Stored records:
********

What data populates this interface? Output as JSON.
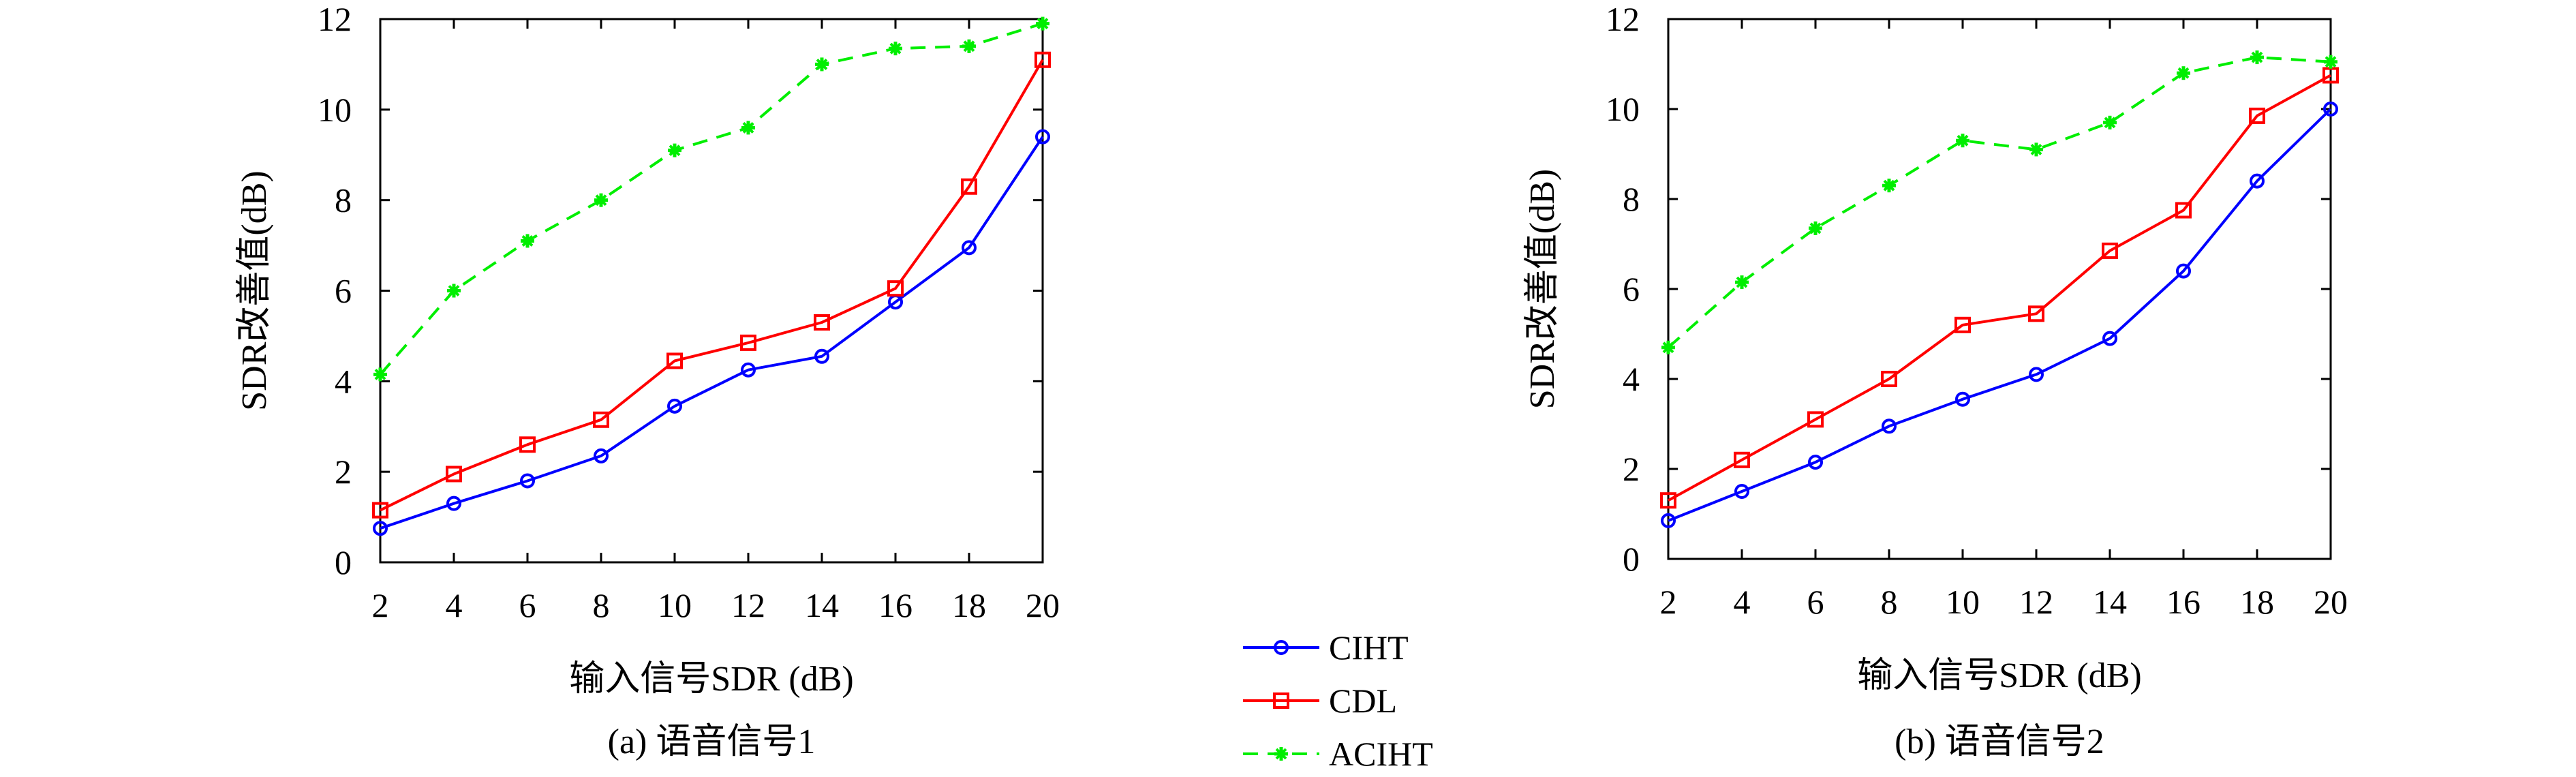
{
  "chart_data": [
    {
      "type": "line",
      "caption": "(a) 语音信号1",
      "xlabel": "输入信号SDR (dB)",
      "ylabel": "SDR改善值(dB)",
      "xlim": [
        2,
        20
      ],
      "ylim": [
        0,
        12
      ],
      "xticks": [
        2,
        4,
        6,
        8,
        10,
        12,
        14,
        16,
        18,
        20
      ],
      "yticks": [
        0,
        2,
        4,
        6,
        8,
        10,
        12
      ],
      "grid": false,
      "x": [
        2,
        4,
        6,
        8,
        10,
        12,
        14,
        16,
        18,
        20
      ],
      "series": [
        {
          "name": "CIHT",
          "color": "#0000ff",
          "marker": "circle",
          "dash": "solid",
          "values": [
            0.75,
            1.3,
            1.8,
            2.35,
            3.45,
            4.25,
            4.55,
            5.75,
            6.95,
            9.4
          ]
        },
        {
          "name": "CDL",
          "color": "#ff0000",
          "marker": "square",
          "dash": "solid",
          "values": [
            1.15,
            1.95,
            2.6,
            3.15,
            4.45,
            4.85,
            5.3,
            6.05,
            8.3,
            11.1
          ]
        },
        {
          "name": "ACIHT",
          "color": "#00ee00",
          "marker": "star",
          "dash": "dashed",
          "values": [
            4.15,
            6.0,
            7.1,
            8.0,
            9.1,
            9.6,
            11.0,
            11.35,
            11.4,
            11.9
          ]
        }
      ]
    },
    {
      "type": "line",
      "caption": "(b) 语音信号2",
      "xlabel": "输入信号SDR (dB)",
      "ylabel": "SDR改善值(dB)",
      "xlim": [
        2,
        20
      ],
      "ylim": [
        0,
        12
      ],
      "xticks": [
        2,
        4,
        6,
        8,
        10,
        12,
        14,
        16,
        18,
        20
      ],
      "yticks": [
        0,
        2,
        4,
        6,
        8,
        10,
        12
      ],
      "grid": false,
      "x": [
        2,
        4,
        6,
        8,
        10,
        12,
        14,
        16,
        18,
        20
      ],
      "series": [
        {
          "name": "CIHT",
          "color": "#0000ff",
          "marker": "circle",
          "dash": "solid",
          "values": [
            0.85,
            1.5,
            2.15,
            2.95,
            3.55,
            4.1,
            4.9,
            6.4,
            8.4,
            10.0
          ]
        },
        {
          "name": "CDL",
          "color": "#ff0000",
          "marker": "square",
          "dash": "solid",
          "values": [
            1.3,
            2.2,
            3.1,
            4.0,
            5.2,
            5.45,
            6.85,
            7.75,
            9.85,
            10.75
          ]
        },
        {
          "name": "ACIHT",
          "color": "#00ee00",
          "marker": "star",
          "dash": "dashed",
          "values": [
            4.7,
            6.15,
            7.35,
            8.3,
            9.3,
            9.1,
            9.7,
            10.8,
            11.15,
            11.05
          ]
        }
      ]
    }
  ],
  "legend": {
    "position": "bottom-center",
    "items": [
      {
        "label": "CIHT",
        "color": "#0000ff",
        "marker": "circle",
        "dash": "solid"
      },
      {
        "label": "CDL",
        "color": "#ff0000",
        "marker": "square",
        "dash": "solid"
      },
      {
        "label": "ACIHT",
        "color": "#00ee00",
        "marker": "star",
        "dash": "dashed"
      }
    ]
  }
}
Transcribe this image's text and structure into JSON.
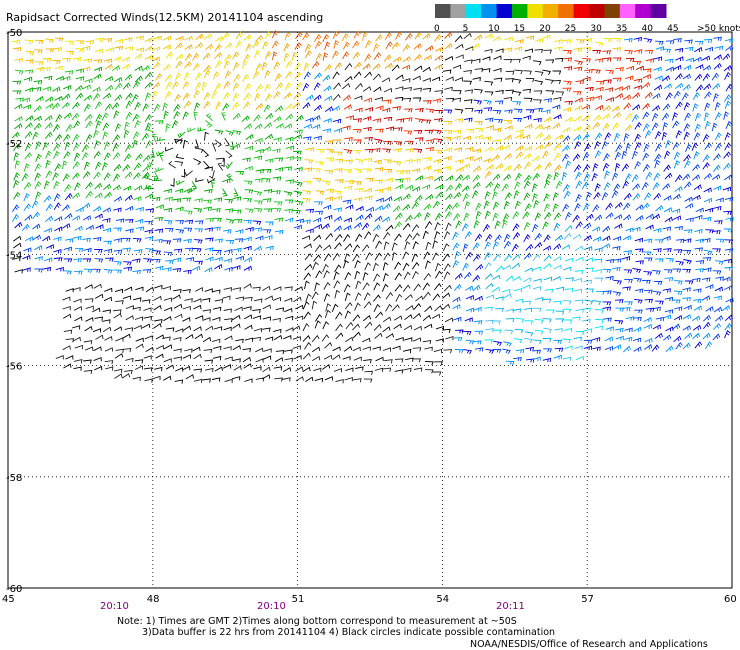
{
  "title": "Rapidsact Corrected Winds(12.5KM) 20141104 ascending",
  "legend": {
    "unit_label": ">50 knots",
    "ticks": [
      "0",
      "5",
      "10",
      "15",
      "20",
      "25",
      "30",
      "35",
      "40",
      "45"
    ],
    "colors": [
      "#505050",
      "#a0a0a0",
      "#00e0f0",
      "#0090f0",
      "#0000d0",
      "#00b000",
      "#f0e000",
      "#f0b000",
      "#f07000",
      "#f00000",
      "#c00000",
      "#804000",
      "#ff60ff",
      "#b000d0",
      "#6000a0"
    ]
  },
  "axes": {
    "x_ticks": [
      "45",
      "48",
      "51",
      "54",
      "57",
      "60"
    ],
    "y_ticks": [
      "-50",
      "-52",
      "-54",
      "-56",
      "-58",
      "-60"
    ]
  },
  "times": [
    "20:10",
    "20:10",
    "20:11"
  ],
  "notes": {
    "line1": "Note: 1) Times are GMT 2)Times along bottom correspond to measurement at ~50S",
    "line2": "3)Data buffer is 22 hrs from 20141104 4) Black circles indicate possible contamination",
    "credit": "NOAA/NESDIS/Office of Research and Applications"
  },
  "map_data": {
    "lon_range": [
      45,
      60
    ],
    "lat_range": [
      -60,
      -50
    ],
    "speed_bins_knots": [
      0,
      5,
      10,
      15,
      20,
      25,
      30,
      35,
      40,
      45,
      50
    ],
    "regions": [
      {
        "name": "north-yellow-band",
        "speed_class": "yellow"
      },
      {
        "name": "northwest-green-zone",
        "speed_class": "green"
      },
      {
        "name": "central-black-swath",
        "speed_class": "black"
      },
      {
        "name": "east-blue-cyan-zone",
        "speed_class": "blue-cyan"
      },
      {
        "name": "north-red-orange-patch",
        "speed_class": "red-orange"
      }
    ]
  }
}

********

[What you are asked to do]
Each record above is to be restated exactly, with its pictures removed from the copy.

[Answer to the task]
What data populates this interface? Output as JSON.
{
  "chart_data": [
    {
      "type": "line",
      "caption": "(a) 语音信号1",
      "xlabel": "输入信号SDR (dB)",
      "ylabel": "SDR改善值(dB)",
      "xlim": [
        2,
        20
      ],
      "ylim": [
        0,
        12
      ],
      "xticks": [
        2,
        4,
        6,
        8,
        10,
        12,
        14,
        16,
        18,
        20
      ],
      "yticks": [
        0,
        2,
        4,
        6,
        8,
        10,
        12
      ],
      "grid": false,
      "x": [
        2,
        4,
        6,
        8,
        10,
        12,
        14,
        16,
        18,
        20
      ],
      "series": [
        {
          "name": "CIHT",
          "color": "#0000ff",
          "marker": "circle",
          "dash": "solid",
          "values": [
            0.75,
            1.3,
            1.8,
            2.35,
            3.45,
            4.25,
            4.55,
            5.75,
            6.95,
            9.4
          ]
        },
        {
          "name": "CDL",
          "color": "#ff0000",
          "marker": "square",
          "dash": "solid",
          "values": [
            1.15,
            1.95,
            2.6,
            3.15,
            4.45,
            4.85,
            5.3,
            6.05,
            8.3,
            11.1
          ]
        },
        {
          "name": "ACIHT",
          "color": "#00ee00",
          "marker": "star",
          "dash": "dashed",
          "values": [
            4.15,
            6.0,
            7.1,
            8.0,
            9.1,
            9.6,
            11.0,
            11.35,
            11.4,
            11.9
          ]
        }
      ]
    },
    {
      "type": "line",
      "caption": "(b) 语音信号2",
      "xlabel": "输入信号SDR (dB)",
      "ylabel": "SDR改善值(dB)",
      "xlim": [
        2,
        20
      ],
      "ylim": [
        0,
        12
      ],
      "xticks": [
        2,
        4,
        6,
        8,
        10,
        12,
        14,
        16,
        18,
        20
      ],
      "yticks": [
        0,
        2,
        4,
        6,
        8,
        10,
        12
      ],
      "grid": false,
      "x": [
        2,
        4,
        6,
        8,
        10,
        12,
        14,
        16,
        18,
        20
      ],
      "series": [
        {
          "name": "CIHT",
          "color": "#0000ff",
          "marker": "circle",
          "dash": "solid",
          "values": [
            0.85,
            1.5,
            2.15,
            2.95,
            3.55,
            4.1,
            4.9,
            6.4,
            8.4,
            10.0
          ]
        },
        {
          "name": "CDL",
          "color": "#ff0000",
          "marker": "square",
          "dash": "solid",
          "values": [
            1.3,
            2.2,
            3.1,
            4.0,
            5.2,
            5.45,
            6.85,
            7.75,
            9.85,
            10.75
          ]
        },
        {
          "name": "ACIHT",
          "color": "#00ee00",
          "marker": "star",
          "dash": "dashed",
          "values": [
            4.7,
            6.15,
            7.35,
            8.3,
            9.3,
            9.1,
            9.7,
            10.8,
            11.15,
            11.05
          ]
        }
      ]
    }
  ],
  "legend": {
    "position": "bottom-center",
    "items": [
      {
        "label": "CIHT",
        "color": "#0000ff",
        "marker": "circle",
        "dash": "solid"
      },
      {
        "label": "CDL",
        "color": "#ff0000",
        "marker": "square",
        "dash": "solid"
      },
      {
        "label": "ACIHT",
        "color": "#00ee00",
        "marker": "star",
        "dash": "dashed"
      }
    ]
  }
}
Transcribe this image's text and structure into JSON.
{
  "title": "Rapidsact Corrected Winds(12.5KM) 20141104 ascending",
  "legend": {
    "unit_label": ">50 knots",
    "ticks": [
      "0",
      "5",
      "10",
      "15",
      "20",
      "25",
      "30",
      "35",
      "40",
      "45"
    ],
    "colors": [
      "#505050",
      "#a0a0a0",
      "#00e0f0",
      "#0090f0",
      "#0000d0",
      "#00b000",
      "#f0e000",
      "#f0b000",
      "#f07000",
      "#f00000",
      "#c00000",
      "#804000",
      "#ff60ff",
      "#b000d0",
      "#6000a0"
    ]
  },
  "axes": {
    "x_ticks": [
      "45",
      "48",
      "51",
      "54",
      "57",
      "60"
    ],
    "y_ticks": [
      "-50",
      "-52",
      "-54",
      "-56",
      "-58",
      "-60"
    ]
  },
  "times": [
    "20:10",
    "20:10",
    "20:11"
  ],
  "notes": {
    "line1": "Note: 1) Times are GMT 2)Times along bottom correspond to measurement at ~50S",
    "line2": "3)Data buffer is 22 hrs from 20141104 4) Black circles indicate possible contamination",
    "credit": "NOAA/NESDIS/Office of Research and Applications"
  },
  "map_data": {
    "lon_range": [
      45,
      60
    ],
    "lat_range": [
      -60,
      -50
    ],
    "speed_bins_knots": [
      0,
      5,
      10,
      15,
      20,
      25,
      30,
      35,
      40,
      45,
      50
    ],
    "regions": [
      {
        "name": "north-yellow-band",
        "speed_class": "yellow"
      },
      {
        "name": "northwest-green-zone",
        "speed_class": "green"
      },
      {
        "name": "central-black-swath",
        "speed_class": "black"
      },
      {
        "name": "east-blue-cyan-zone",
        "speed_class": "blue-cyan"
      },
      {
        "name": "north-red-orange-patch",
        "speed_class": "red-orange"
      }
    ]
  }
}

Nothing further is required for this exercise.